WHAT YOU NEED TO DO:
Can you write out the whole listing exactly?

DATA FOR THIS EXERCISE:
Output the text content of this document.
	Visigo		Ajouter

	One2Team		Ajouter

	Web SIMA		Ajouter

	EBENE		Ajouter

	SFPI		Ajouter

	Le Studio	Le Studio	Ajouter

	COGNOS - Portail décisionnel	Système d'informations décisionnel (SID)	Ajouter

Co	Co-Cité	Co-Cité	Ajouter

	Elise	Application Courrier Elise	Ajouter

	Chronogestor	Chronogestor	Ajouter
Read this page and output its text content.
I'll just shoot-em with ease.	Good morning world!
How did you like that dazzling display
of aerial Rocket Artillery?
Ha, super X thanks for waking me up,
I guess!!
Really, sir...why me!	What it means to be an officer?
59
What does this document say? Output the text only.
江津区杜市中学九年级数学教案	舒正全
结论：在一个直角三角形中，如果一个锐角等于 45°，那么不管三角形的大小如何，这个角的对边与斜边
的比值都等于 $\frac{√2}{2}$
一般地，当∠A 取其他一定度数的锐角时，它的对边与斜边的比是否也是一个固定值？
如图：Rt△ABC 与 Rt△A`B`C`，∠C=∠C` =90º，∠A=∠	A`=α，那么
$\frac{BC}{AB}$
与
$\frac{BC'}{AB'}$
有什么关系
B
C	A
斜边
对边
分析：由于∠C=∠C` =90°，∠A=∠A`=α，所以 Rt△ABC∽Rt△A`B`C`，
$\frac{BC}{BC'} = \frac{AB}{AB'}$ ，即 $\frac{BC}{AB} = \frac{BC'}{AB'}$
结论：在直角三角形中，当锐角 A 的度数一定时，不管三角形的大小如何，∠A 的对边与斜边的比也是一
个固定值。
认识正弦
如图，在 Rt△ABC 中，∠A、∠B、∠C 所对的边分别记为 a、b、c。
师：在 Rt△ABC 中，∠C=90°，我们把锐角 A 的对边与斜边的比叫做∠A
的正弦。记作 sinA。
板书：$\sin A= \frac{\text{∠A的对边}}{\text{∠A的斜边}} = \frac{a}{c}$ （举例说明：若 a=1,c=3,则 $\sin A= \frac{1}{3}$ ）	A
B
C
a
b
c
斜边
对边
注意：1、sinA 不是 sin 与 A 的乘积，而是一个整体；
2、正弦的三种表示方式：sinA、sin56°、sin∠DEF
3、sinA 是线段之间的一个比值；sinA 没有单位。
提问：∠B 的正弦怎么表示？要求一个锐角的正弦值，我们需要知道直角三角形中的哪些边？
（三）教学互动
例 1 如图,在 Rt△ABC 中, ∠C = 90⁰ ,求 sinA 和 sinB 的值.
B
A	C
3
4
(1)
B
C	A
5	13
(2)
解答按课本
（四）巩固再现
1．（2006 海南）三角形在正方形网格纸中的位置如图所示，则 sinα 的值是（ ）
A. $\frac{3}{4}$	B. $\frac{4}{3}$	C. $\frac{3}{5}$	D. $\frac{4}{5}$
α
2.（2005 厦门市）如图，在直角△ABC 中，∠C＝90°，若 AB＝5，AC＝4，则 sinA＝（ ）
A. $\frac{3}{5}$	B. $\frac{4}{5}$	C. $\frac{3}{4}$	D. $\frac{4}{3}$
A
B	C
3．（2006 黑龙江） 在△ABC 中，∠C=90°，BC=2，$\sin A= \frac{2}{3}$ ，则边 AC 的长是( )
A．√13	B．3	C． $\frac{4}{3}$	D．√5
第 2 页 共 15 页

TASK RESPONSE:
Output the text content of this document.
	Visigo		Ajouter

	One2Team		Ajouter

	Web SIMA		Ajouter

	EBENE		Ajouter

	SFPI		Ajouter

	Le Studio	Le Studio	Ajouter

	COGNOS - Portail décisionnel	Système d'informations décisionnel (SID)	Ajouter

Co	Co-Cité	Co-Cité	Ajouter

	Elise	Application Courrier Elise	Ajouter

	Chronogestor	Chronogestor	Ajouter
Read this page and output its text content.
I'll just shoot-em with ease.	Good morning world!
How did you like that dazzling display
of aerial Rocket Artillery?
Ha, super X thanks for waking me up,
I guess!!
Really, sir...why me!	What it means to be an officer?
59
What does this document say? Output the text only.
江津区杜市中学九年级数学教案	舒正全
结论：在一个直角三角形中，如果一个锐角等于 45°，那么不管三角形的大小如何，这个角的对边与斜边
的比值都等于 $\frac{√2}{2}$
一般地，当∠A 取其他一定度数的锐角时，它的对边与斜边的比是否也是一个固定值？
如图：Rt△ABC 与 Rt△A`B`C`，∠C=∠C` =90º，∠A=∠	A`=α，那么
$\frac{BC}{AB}$
与
$\frac{BC'}{AB'}$
有什么关系
B
C	A
斜边
对边
分析：由于∠C=∠C` =90°，∠A=∠A`=α，所以 Rt△ABC∽Rt△A`B`C`，
$\frac{BC}{BC'} = \frac{AB}{AB'}$ ，即 $\frac{BC}{AB} = \frac{BC'}{AB'}$
结论：在直角三角形中，当锐角 A 的度数一定时，不管三角形的大小如何，∠A 的对边与斜边的比也是一
个固定值。
认识正弦
如图，在 Rt△ABC 中，∠A、∠B、∠C 所对的边分别记为 a、b、c。
师：在 Rt△ABC 中，∠C=90°，我们把锐角 A 的对边与斜边的比叫做∠A
的正弦。记作 sinA。
板书：$\sin A= \frac{\text{∠A的对边}}{\text{∠A的斜边}} = \frac{a}{c}$ （举例说明：若 a=1,c=3,则 $\sin A= \frac{1}{3}$ ）	A
B
C
a
b
c
斜边
对边
注意：1、sinA 不是 sin 与 A 的乘积，而是一个整体；
2、正弦的三种表示方式：sinA、sin56°、sin∠DEF
3、sinA 是线段之间的一个比值；sinA 没有单位。
提问：∠B 的正弦怎么表示？要求一个锐角的正弦值，我们需要知道直角三角形中的哪些边？
（三）教学互动
例 1 如图,在 Rt△ABC 中, ∠C = 90⁰ ,求 sinA 和 sinB 的值.
B
A	C
3
4
(1)
B
C	A
5	13
(2)
解答按课本
（四）巩固再现
1．（2006 海南）三角形在正方形网格纸中的位置如图所示，则 sinα 的值是（ ）
A. $\frac{3}{4}$	B. $\frac{4}{3}$	C. $\frac{3}{5}$	D. $\frac{4}{5}$
α
2.（2005 厦门市）如图，在直角△ABC 中，∠C＝90°，若 AB＝5，AC＝4，则 sinA＝（ ）
A. $\frac{3}{5}$	B. $\frac{4}{5}$	C. $\frac{3}{4}$	D. $\frac{4}{3}$
A
B	C
3．（2006 黑龙江） 在△ABC 中，∠C=90°，BC=2，$\sin A= \frac{2}{3}$ ，则边 AC 的长是( )
A．√13	B．3	C． $\frac{4}{3}$	D．√5
第 2 页 共 15 页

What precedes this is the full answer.